Stored data entries:

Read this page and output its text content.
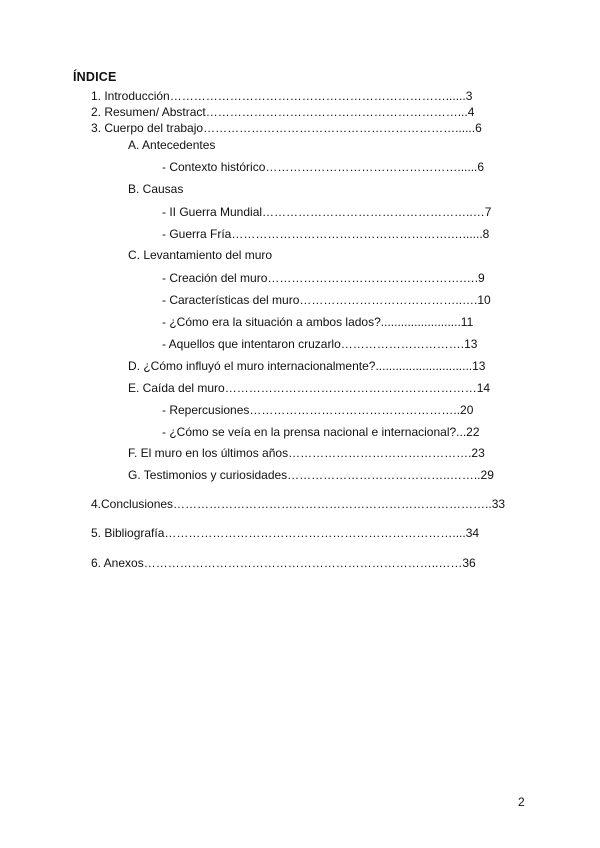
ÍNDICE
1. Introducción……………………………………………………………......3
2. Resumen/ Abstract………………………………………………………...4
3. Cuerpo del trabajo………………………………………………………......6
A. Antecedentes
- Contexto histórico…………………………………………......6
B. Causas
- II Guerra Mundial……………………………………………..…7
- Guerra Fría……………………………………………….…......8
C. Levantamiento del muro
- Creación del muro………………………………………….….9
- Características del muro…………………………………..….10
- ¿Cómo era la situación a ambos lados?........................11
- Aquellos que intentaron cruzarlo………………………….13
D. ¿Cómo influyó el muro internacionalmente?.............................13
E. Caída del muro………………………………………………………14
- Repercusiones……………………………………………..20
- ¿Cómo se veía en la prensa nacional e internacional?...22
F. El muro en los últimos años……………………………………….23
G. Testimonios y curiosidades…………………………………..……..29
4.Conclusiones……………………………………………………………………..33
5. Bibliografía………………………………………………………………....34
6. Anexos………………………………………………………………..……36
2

...

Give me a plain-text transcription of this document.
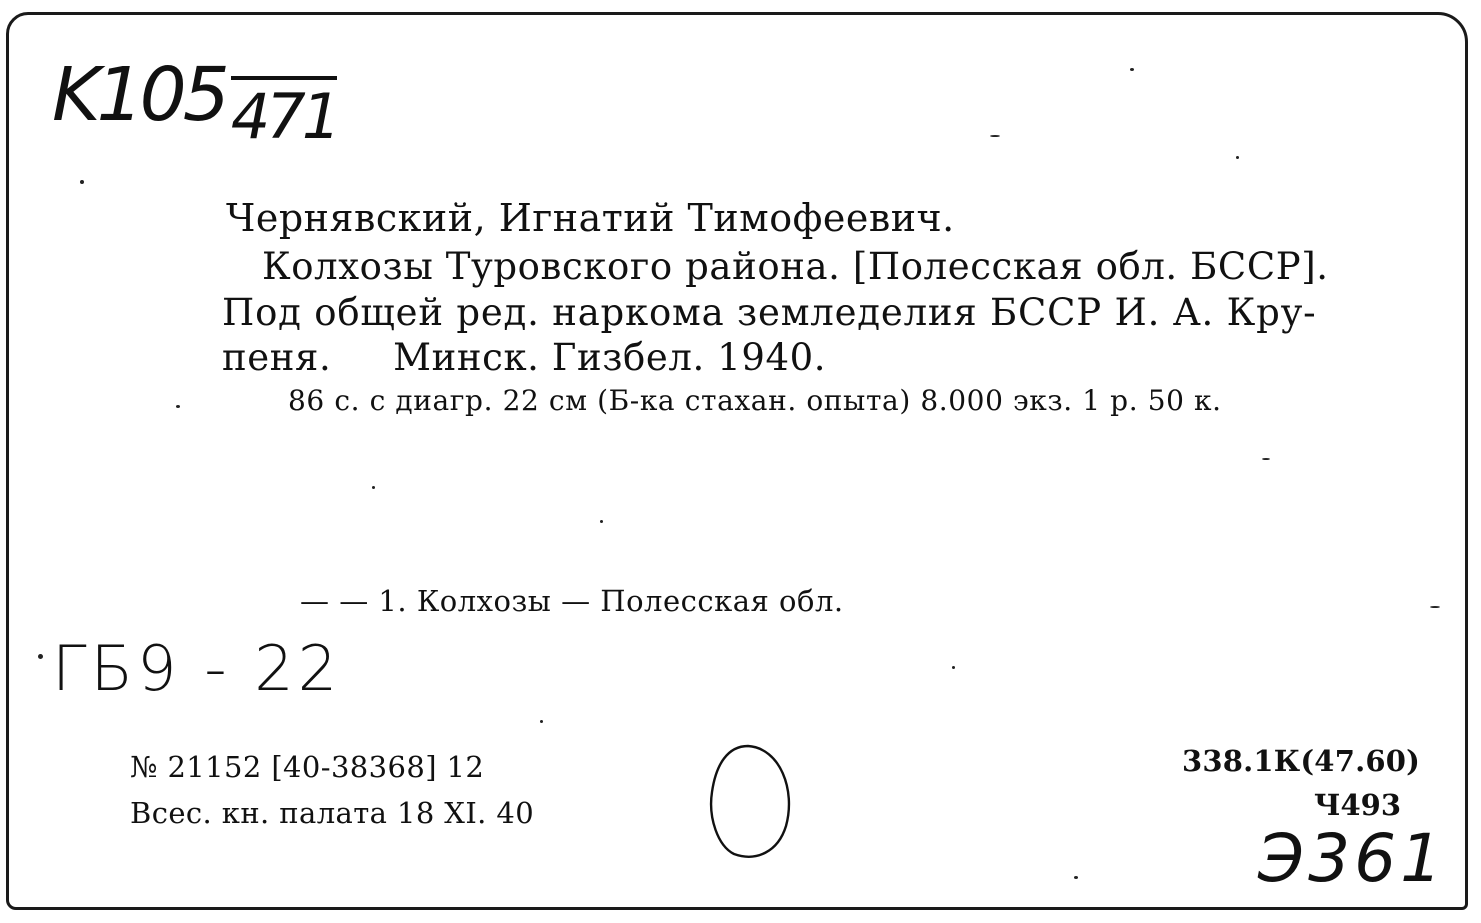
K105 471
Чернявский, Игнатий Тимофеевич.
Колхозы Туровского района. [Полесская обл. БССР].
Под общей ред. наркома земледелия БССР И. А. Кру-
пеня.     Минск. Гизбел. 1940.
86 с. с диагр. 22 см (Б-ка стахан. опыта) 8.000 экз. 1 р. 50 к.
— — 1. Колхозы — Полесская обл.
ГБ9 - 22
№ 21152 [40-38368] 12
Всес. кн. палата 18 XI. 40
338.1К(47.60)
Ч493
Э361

--

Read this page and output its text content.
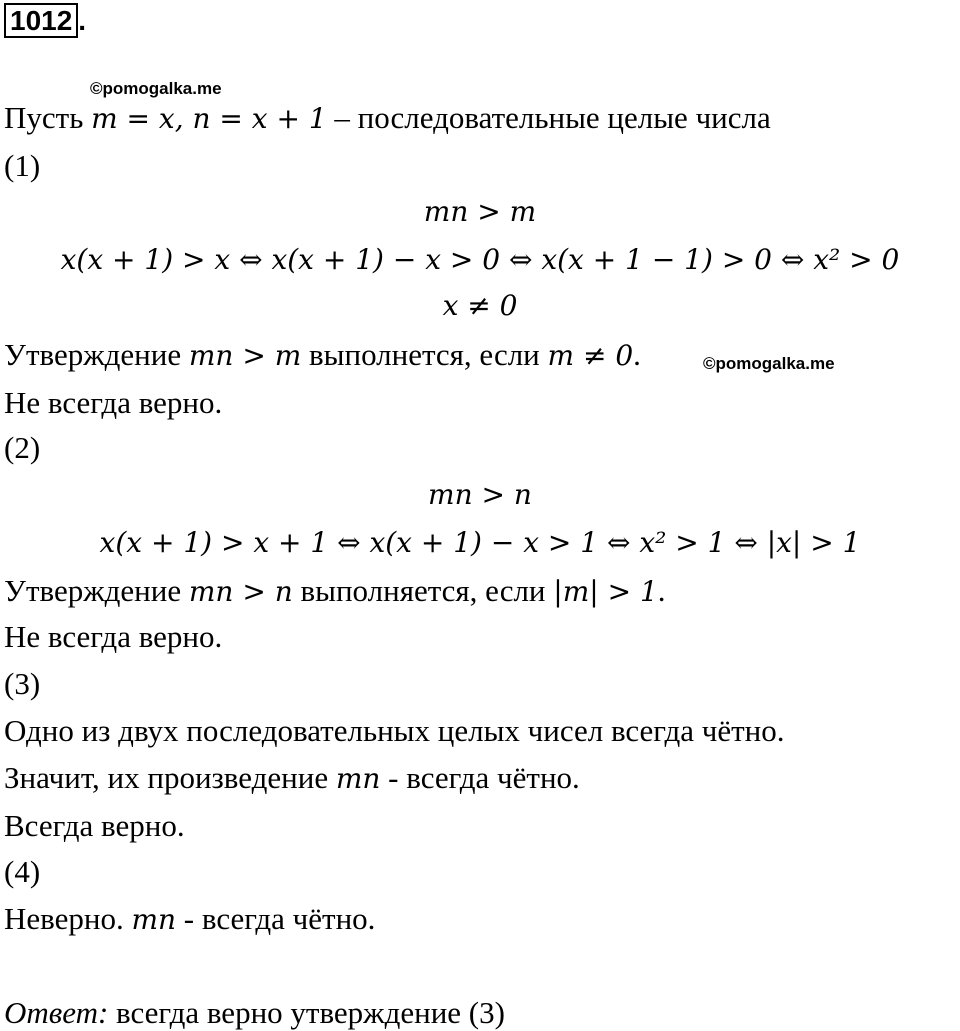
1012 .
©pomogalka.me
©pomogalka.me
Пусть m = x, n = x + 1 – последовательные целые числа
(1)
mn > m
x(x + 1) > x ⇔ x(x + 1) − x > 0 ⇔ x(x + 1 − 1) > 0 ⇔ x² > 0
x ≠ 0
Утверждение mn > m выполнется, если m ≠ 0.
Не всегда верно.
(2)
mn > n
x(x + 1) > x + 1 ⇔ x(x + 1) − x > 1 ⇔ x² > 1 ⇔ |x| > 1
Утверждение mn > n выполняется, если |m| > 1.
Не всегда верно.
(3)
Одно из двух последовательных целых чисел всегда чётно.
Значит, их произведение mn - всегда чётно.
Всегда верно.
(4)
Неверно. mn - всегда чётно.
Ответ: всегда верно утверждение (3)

§ Task description
Report only the number of lines in the listing that contain the word "muro".

§ Task answer
6